* Start RECORD EXTRACTS *
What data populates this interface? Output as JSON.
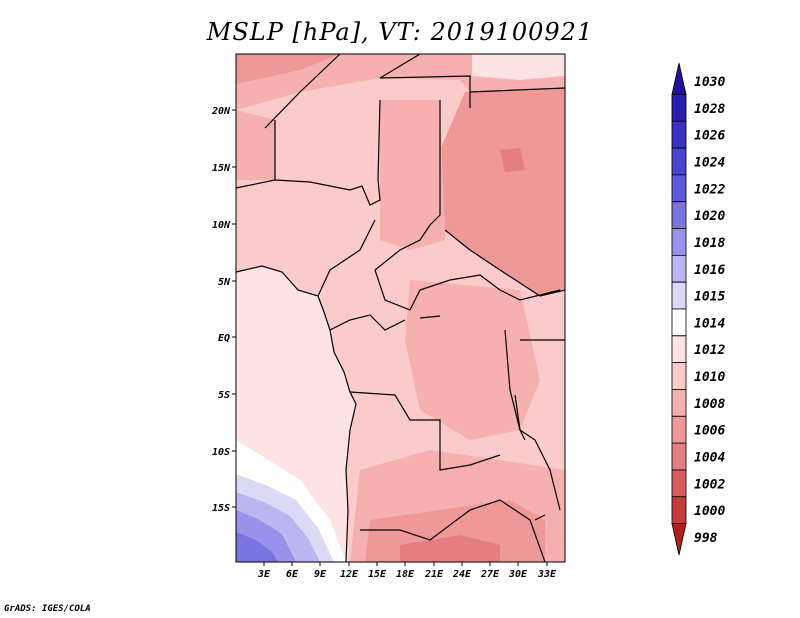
{
  "title": "MSLP [hPa], VT: 2019100921",
  "credit": "GrADS: IGES/COLA",
  "colors": {
    "ocean": "#fde3e3",
    "land_light": "#fbcaca",
    "land_mid": "#f6b0b0",
    "land_dark": "#ef9898",
    "land_darker": "#e57f7f",
    "borders": "#000000"
  },
  "map": {
    "lat_labels": [
      "20N",
      "15N",
      "10N",
      "5N",
      "EQ",
      "5S",
      "10S",
      "15S"
    ],
    "lon_labels": [
      "3E",
      "6E",
      "9E",
      "12E",
      "15E",
      "18E",
      "21E",
      "24E",
      "27E",
      "30E",
      "33E"
    ]
  },
  "legend": {
    "levels": [
      {
        "label": "1030",
        "color": "#22119a"
      },
      {
        "label": "1028",
        "color": "#2a1fb0"
      },
      {
        "label": "1026",
        "color": "#3a31c2"
      },
      {
        "label": "1024",
        "color": "#4a45cf"
      },
      {
        "label": "1022",
        "color": "#5e59da"
      },
      {
        "label": "1020",
        "color": "#7a74e3"
      },
      {
        "label": "1018",
        "color": "#9992ea"
      },
      {
        "label": "1016",
        "color": "#bbb6f1"
      },
      {
        "label": "1015",
        "color": "#dcd9f7"
      },
      {
        "label": "1014",
        "color": "#ffffff"
      },
      {
        "label": "1012",
        "color": "#fde3e3"
      },
      {
        "label": "1010",
        "color": "#fbcaca"
      },
      {
        "label": "1008",
        "color": "#f6b0b0"
      },
      {
        "label": "1006",
        "color": "#ef9898"
      },
      {
        "label": "1004",
        "color": "#e57f7f"
      },
      {
        "label": "1002",
        "color": "#d85d5d"
      },
      {
        "label": "1000",
        "color": "#c63c3c"
      },
      {
        "label": "998",
        "color": "#b02020"
      }
    ]
  }
}
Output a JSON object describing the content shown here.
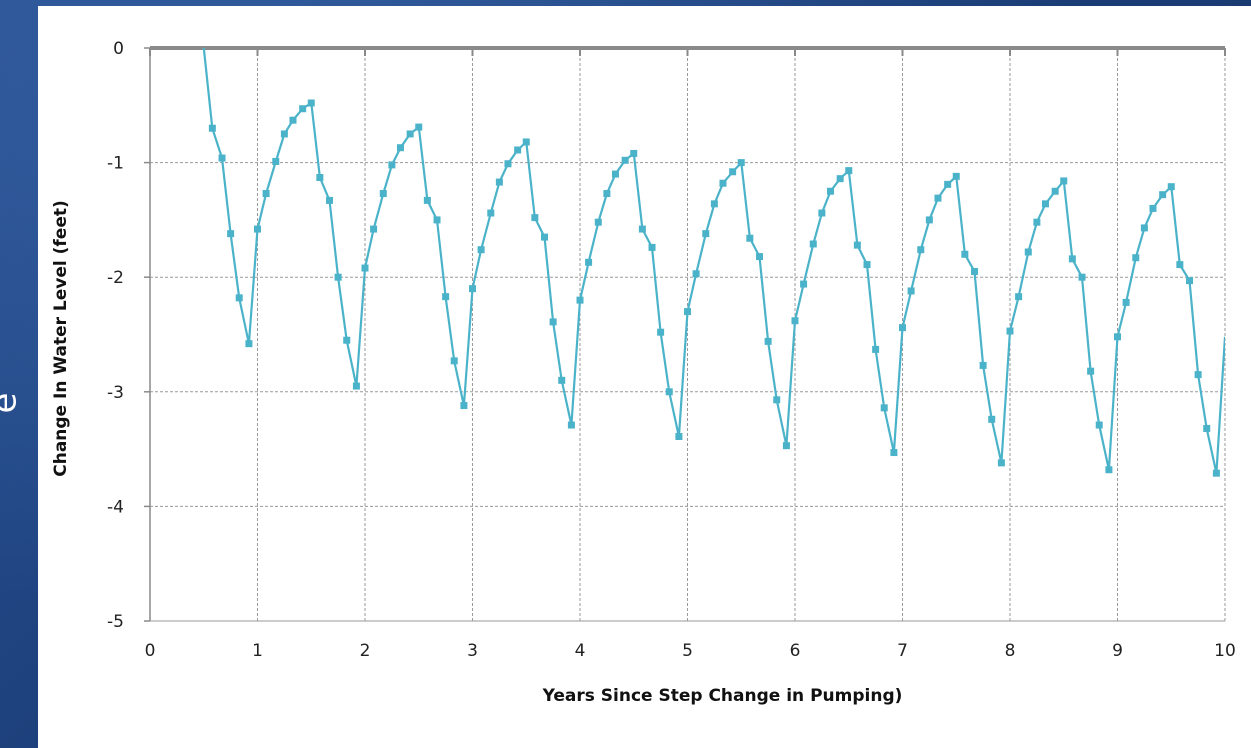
{
  "slide": {
    "stray_glyph": "e"
  },
  "colors": {
    "series": "#4bb3c9",
    "grid": "#9a9a9a",
    "axis": "#8a8a8a",
    "background": "#1c3f78"
  },
  "chart_data": {
    "type": "line",
    "title": "",
    "xlabel": "Years Since Step Change in Pumping)",
    "ylabel": "Change In Water Level (feet)",
    "xlim": [
      0,
      10
    ],
    "ylim": [
      -5,
      0
    ],
    "xticks": [
      0,
      1,
      2,
      3,
      4,
      5,
      6,
      7,
      8,
      9,
      10
    ],
    "yticks": [
      0,
      -1,
      -2,
      -3,
      -4,
      -5
    ],
    "x_tick_labels": [
      "0",
      "1",
      "2",
      "3",
      "4",
      "5",
      "6",
      "7",
      "8",
      "9",
      "10"
    ],
    "y_tick_labels": [
      "0",
      "-1",
      "-2",
      "-3",
      "-4",
      "-5"
    ],
    "grid": true,
    "legend": "none",
    "series": [
      {
        "marker": "square",
        "points": [
          [
            0.5,
            0.0
          ],
          [
            0.58,
            -0.7
          ],
          [
            0.67,
            -0.96
          ],
          [
            0.75,
            -1.62
          ],
          [
            0.83,
            -2.18
          ],
          [
            0.92,
            -2.58
          ],
          [
            1.0,
            -1.58
          ],
          [
            1.08,
            -1.27
          ],
          [
            1.17,
            -0.99
          ],
          [
            1.25,
            -0.75
          ],
          [
            1.33,
            -0.63
          ],
          [
            1.42,
            -0.53
          ],
          [
            1.5,
            -0.48
          ],
          [
            1.58,
            -1.13
          ],
          [
            1.67,
            -1.33
          ],
          [
            1.75,
            -2.0
          ],
          [
            1.83,
            -2.55
          ],
          [
            1.92,
            -2.95
          ],
          [
            2.0,
            -1.92
          ],
          [
            2.08,
            -1.58
          ],
          [
            2.17,
            -1.27
          ],
          [
            2.25,
            -1.02
          ],
          [
            2.33,
            -0.87
          ],
          [
            2.42,
            -0.75
          ],
          [
            2.5,
            -0.69
          ],
          [
            2.58,
            -1.33
          ],
          [
            2.67,
            -1.5
          ],
          [
            2.75,
            -2.17
          ],
          [
            2.83,
            -2.73
          ],
          [
            2.92,
            -3.12
          ],
          [
            3.0,
            -2.1
          ],
          [
            3.08,
            -1.76
          ],
          [
            3.17,
            -1.44
          ],
          [
            3.25,
            -1.17
          ],
          [
            3.33,
            -1.01
          ],
          [
            3.42,
            -0.89
          ],
          [
            3.5,
            -0.82
          ],
          [
            3.58,
            -1.48
          ],
          [
            3.67,
            -1.65
          ],
          [
            3.75,
            -2.39
          ],
          [
            3.83,
            -2.9
          ],
          [
            3.92,
            -3.29
          ],
          [
            4.0,
            -2.2
          ],
          [
            4.08,
            -1.87
          ],
          [
            4.17,
            -1.52
          ],
          [
            4.25,
            -1.27
          ],
          [
            4.33,
            -1.1
          ],
          [
            4.42,
            -0.98
          ],
          [
            4.5,
            -0.92
          ],
          [
            4.58,
            -1.58
          ],
          [
            4.67,
            -1.74
          ],
          [
            4.75,
            -2.48
          ],
          [
            4.83,
            -3.0
          ],
          [
            4.92,
            -3.39
          ],
          [
            5.0,
            -2.3
          ],
          [
            5.08,
            -1.97
          ],
          [
            5.17,
            -1.62
          ],
          [
            5.25,
            -1.36
          ],
          [
            5.33,
            -1.18
          ],
          [
            5.42,
            -1.08
          ],
          [
            5.5,
            -1.0
          ],
          [
            5.58,
            -1.66
          ],
          [
            5.67,
            -1.82
          ],
          [
            5.75,
            -2.56
          ],
          [
            5.83,
            -3.07
          ],
          [
            5.92,
            -3.47
          ],
          [
            6.0,
            -2.38
          ],
          [
            6.08,
            -2.06
          ],
          [
            6.17,
            -1.71
          ],
          [
            6.25,
            -1.44
          ],
          [
            6.33,
            -1.25
          ],
          [
            6.42,
            -1.14
          ],
          [
            6.5,
            -1.07
          ],
          [
            6.58,
            -1.72
          ],
          [
            6.67,
            -1.89
          ],
          [
            6.75,
            -2.63
          ],
          [
            6.83,
            -3.14
          ],
          [
            6.92,
            -3.53
          ],
          [
            7.0,
            -2.44
          ],
          [
            7.08,
            -2.12
          ],
          [
            7.17,
            -1.76
          ],
          [
            7.25,
            -1.5
          ],
          [
            7.33,
            -1.31
          ],
          [
            7.42,
            -1.19
          ],
          [
            7.5,
            -1.12
          ],
          [
            7.58,
            -1.8
          ],
          [
            7.67,
            -1.95
          ],
          [
            7.75,
            -2.77
          ],
          [
            7.83,
            -3.24
          ],
          [
            7.92,
            -3.62
          ],
          [
            8.0,
            -2.47
          ],
          [
            8.08,
            -2.17
          ],
          [
            8.17,
            -1.78
          ],
          [
            8.25,
            -1.52
          ],
          [
            8.33,
            -1.36
          ],
          [
            8.42,
            -1.25
          ],
          [
            8.5,
            -1.16
          ],
          [
            8.58,
            -1.84
          ],
          [
            8.67,
            -2.0
          ],
          [
            8.75,
            -2.82
          ],
          [
            8.83,
            -3.29
          ],
          [
            8.92,
            -3.68
          ],
          [
            9.0,
            -2.52
          ],
          [
            9.08,
            -2.22
          ],
          [
            9.17,
            -1.83
          ],
          [
            9.25,
            -1.57
          ],
          [
            9.33,
            -1.4
          ],
          [
            9.42,
            -1.28
          ],
          [
            9.5,
            -1.21
          ],
          [
            9.58,
            -1.89
          ],
          [
            9.67,
            -2.03
          ],
          [
            9.75,
            -2.85
          ],
          [
            9.83,
            -3.32
          ],
          [
            9.92,
            -3.71
          ],
          [
            10.0,
            -2.52
          ]
        ]
      }
    ]
  }
}
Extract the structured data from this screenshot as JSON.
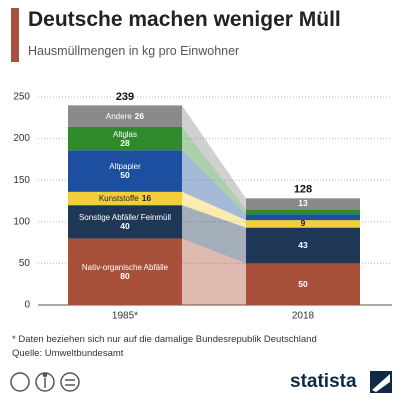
{
  "chart_data": {
    "type": "stacked_bar",
    "title": "Deutsche machen weniger Müll",
    "subtitle": "Hausmüllmengen in kg pro Einwohner",
    "categories": [
      "1985*",
      "2018"
    ],
    "series": [
      {
        "name": "Nativ-organische Abfälle",
        "color": "#a9503a",
        "values": [
          80,
          50
        ]
      },
      {
        "name": "Sonstige Abfälle/ Feinmüll",
        "color": "#1e3756",
        "values": [
          40,
          43
        ]
      },
      {
        "name": "Kunststoffe",
        "color": "#f2cf3a",
        "values": [
          16,
          9
        ]
      },
      {
        "name": "Altpapier",
        "color": "#1d4fa0",
        "values": [
          50,
          7
        ]
      },
      {
        "name": "Altglas",
        "color": "#2f8a2c",
        "values": [
          28,
          6
        ]
      },
      {
        "name": "Andere",
        "color": "#8a8a8a",
        "values": [
          26,
          13
        ]
      }
    ],
    "totals": [
      239,
      128
    ],
    "ylim": [
      0,
      250
    ],
    "yticks": [
      0,
      50,
      100,
      150,
      200,
      250
    ],
    "grid": true
  },
  "footnote": "* Daten beziehen sich nur auf die damalige Bundesrepublik Deutschland",
  "source": "Quelle: Umweltbundesamt",
  "brand": "statista"
}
* End RECORD EXTRACTS *
## WHAT TO WORK ON
Retype the line containing "Extract the structured" and all lines after it through the end of the material, exactly and only those, leaving out pictures.

## COMPLETE ANSWER
Extract the structured data from this screenshot as JSON.
{
  "chart_data": {
    "type": "stacked_bar",
    "title": "Deutsche machen weniger Müll",
    "subtitle": "Hausmüllmengen in kg pro Einwohner",
    "categories": [
      "1985*",
      "2018"
    ],
    "series": [
      {
        "name": "Nativ-organische Abfälle",
        "color": "#a9503a",
        "values": [
          80,
          50
        ]
      },
      {
        "name": "Sonstige Abfälle/ Feinmüll",
        "color": "#1e3756",
        "values": [
          40,
          43
        ]
      },
      {
        "name": "Kunststoffe",
        "color": "#f2cf3a",
        "values": [
          16,
          9
        ]
      },
      {
        "name": "Altpapier",
        "color": "#1d4fa0",
        "values": [
          50,
          7
        ]
      },
      {
        "name": "Altglas",
        "color": "#2f8a2c",
        "values": [
          28,
          6
        ]
      },
      {
        "name": "Andere",
        "color": "#8a8a8a",
        "values": [
          26,
          13
        ]
      }
    ],
    "totals": [
      239,
      128
    ],
    "ylim": [
      0,
      250
    ],
    "yticks": [
      0,
      50,
      100,
      150,
      200,
      250
    ],
    "grid": true
  },
  "footnote": "* Daten beziehen sich nur auf die damalige Bundesrepublik Deutschland",
  "source": "Quelle: Umweltbundesamt",
  "brand": "statista"
}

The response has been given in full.